EXERCISE: Write the material out again in full, word for word. Do not include the pictures.

EXTRACTED RECORDS:
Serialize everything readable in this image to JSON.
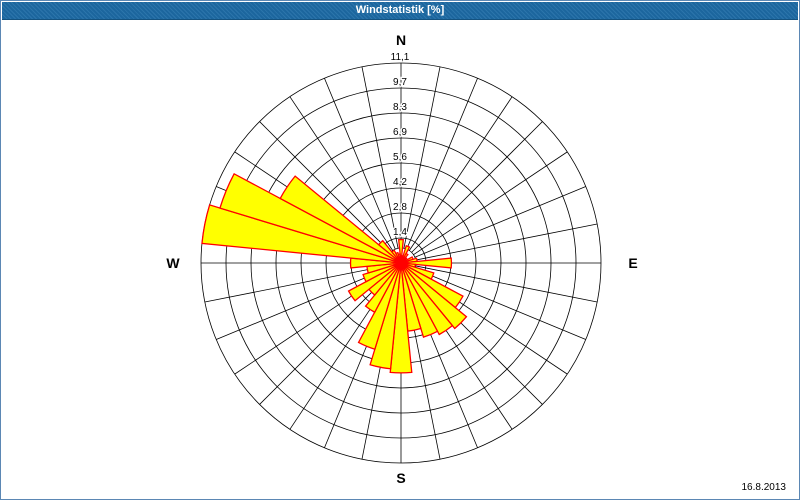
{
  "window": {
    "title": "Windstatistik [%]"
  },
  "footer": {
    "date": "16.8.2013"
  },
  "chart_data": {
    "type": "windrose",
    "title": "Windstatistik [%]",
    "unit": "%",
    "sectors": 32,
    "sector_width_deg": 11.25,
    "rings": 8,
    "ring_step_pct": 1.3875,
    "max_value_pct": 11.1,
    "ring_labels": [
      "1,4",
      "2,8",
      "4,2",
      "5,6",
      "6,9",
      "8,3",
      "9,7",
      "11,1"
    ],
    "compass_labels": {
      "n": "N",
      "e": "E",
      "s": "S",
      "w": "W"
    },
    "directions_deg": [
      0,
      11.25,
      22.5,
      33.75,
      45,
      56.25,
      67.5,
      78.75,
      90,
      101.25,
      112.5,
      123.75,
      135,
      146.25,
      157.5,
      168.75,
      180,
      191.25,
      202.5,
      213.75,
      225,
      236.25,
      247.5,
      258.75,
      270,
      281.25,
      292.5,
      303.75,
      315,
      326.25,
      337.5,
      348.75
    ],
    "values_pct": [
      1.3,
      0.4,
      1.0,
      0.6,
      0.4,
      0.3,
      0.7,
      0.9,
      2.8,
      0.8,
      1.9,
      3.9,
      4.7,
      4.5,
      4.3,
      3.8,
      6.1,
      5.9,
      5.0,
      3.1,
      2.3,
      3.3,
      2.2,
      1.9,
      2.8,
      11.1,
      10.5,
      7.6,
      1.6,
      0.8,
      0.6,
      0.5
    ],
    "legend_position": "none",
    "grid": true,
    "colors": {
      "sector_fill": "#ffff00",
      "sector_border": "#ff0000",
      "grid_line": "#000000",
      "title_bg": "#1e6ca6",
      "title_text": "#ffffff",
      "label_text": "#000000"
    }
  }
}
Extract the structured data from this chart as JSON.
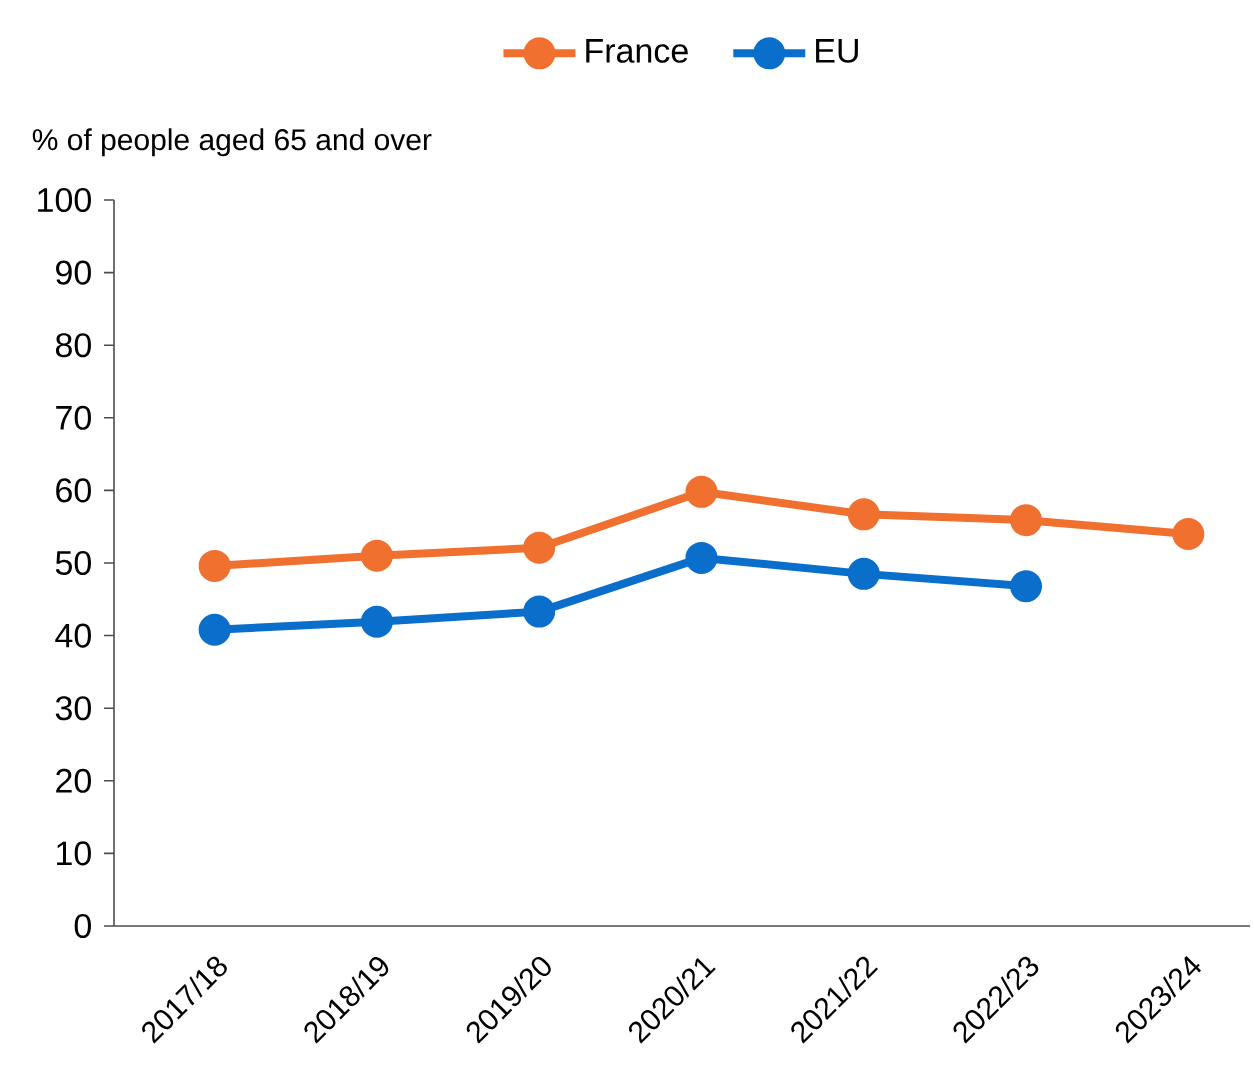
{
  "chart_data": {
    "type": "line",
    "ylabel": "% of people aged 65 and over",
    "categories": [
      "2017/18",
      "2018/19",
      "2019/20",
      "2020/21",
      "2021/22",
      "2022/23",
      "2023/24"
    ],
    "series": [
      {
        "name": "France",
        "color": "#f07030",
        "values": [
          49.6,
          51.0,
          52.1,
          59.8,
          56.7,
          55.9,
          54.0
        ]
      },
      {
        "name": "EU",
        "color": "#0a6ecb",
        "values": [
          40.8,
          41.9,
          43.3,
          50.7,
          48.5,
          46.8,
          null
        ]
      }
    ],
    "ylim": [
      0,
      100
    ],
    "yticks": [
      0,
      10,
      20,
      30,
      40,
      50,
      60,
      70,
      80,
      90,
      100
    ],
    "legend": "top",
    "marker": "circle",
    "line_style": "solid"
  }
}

RESPONSE FOR THIS EXERCISE:
Serialize everything readable in this image to JSON.
{
  "window": {
    "title": "Windstatistik [%]"
  },
  "footer": {
    "date": "16.8.2013"
  },
  "chart_data": {
    "type": "windrose",
    "title": "Windstatistik [%]",
    "unit": "%",
    "sectors": 32,
    "sector_width_deg": 11.25,
    "rings": 8,
    "ring_step_pct": 1.3875,
    "max_value_pct": 11.1,
    "ring_labels": [
      "1,4",
      "2,8",
      "4,2",
      "5,6",
      "6,9",
      "8,3",
      "9,7",
      "11,1"
    ],
    "compass_labels": {
      "n": "N",
      "e": "E",
      "s": "S",
      "w": "W"
    },
    "directions_deg": [
      0,
      11.25,
      22.5,
      33.75,
      45,
      56.25,
      67.5,
      78.75,
      90,
      101.25,
      112.5,
      123.75,
      135,
      146.25,
      157.5,
      168.75,
      180,
      191.25,
      202.5,
      213.75,
      225,
      236.25,
      247.5,
      258.75,
      270,
      281.25,
      292.5,
      303.75,
      315,
      326.25,
      337.5,
      348.75
    ],
    "values_pct": [
      1.3,
      0.4,
      1.0,
      0.6,
      0.4,
      0.3,
      0.7,
      0.9,
      2.8,
      0.8,
      1.9,
      3.9,
      4.7,
      4.5,
      4.3,
      3.8,
      6.1,
      5.9,
      5.0,
      3.1,
      2.3,
      3.3,
      2.2,
      1.9,
      2.8,
      11.1,
      10.5,
      7.6,
      1.6,
      0.8,
      0.6,
      0.5
    ],
    "legend_position": "none",
    "grid": true,
    "colors": {
      "sector_fill": "#ffff00",
      "sector_border": "#ff0000",
      "grid_line": "#000000",
      "title_bg": "#1e6ca6",
      "title_text": "#ffffff",
      "label_text": "#000000"
    }
  }
}
Extract the structured data from this chart as JSON.
{
  "chart_data": {
    "type": "line",
    "ylabel": "% of people aged 65 and over",
    "categories": [
      "2017/18",
      "2018/19",
      "2019/20",
      "2020/21",
      "2021/22",
      "2022/23",
      "2023/24"
    ],
    "series": [
      {
        "name": "France",
        "color": "#f07030",
        "values": [
          49.6,
          51.0,
          52.1,
          59.8,
          56.7,
          55.9,
          54.0
        ]
      },
      {
        "name": "EU",
        "color": "#0a6ecb",
        "values": [
          40.8,
          41.9,
          43.3,
          50.7,
          48.5,
          46.8,
          null
        ]
      }
    ],
    "ylim": [
      0,
      100
    ],
    "yticks": [
      0,
      10,
      20,
      30,
      40,
      50,
      60,
      70,
      80,
      90,
      100
    ],
    "legend": "top",
    "marker": "circle",
    "line_style": "solid"
  }
}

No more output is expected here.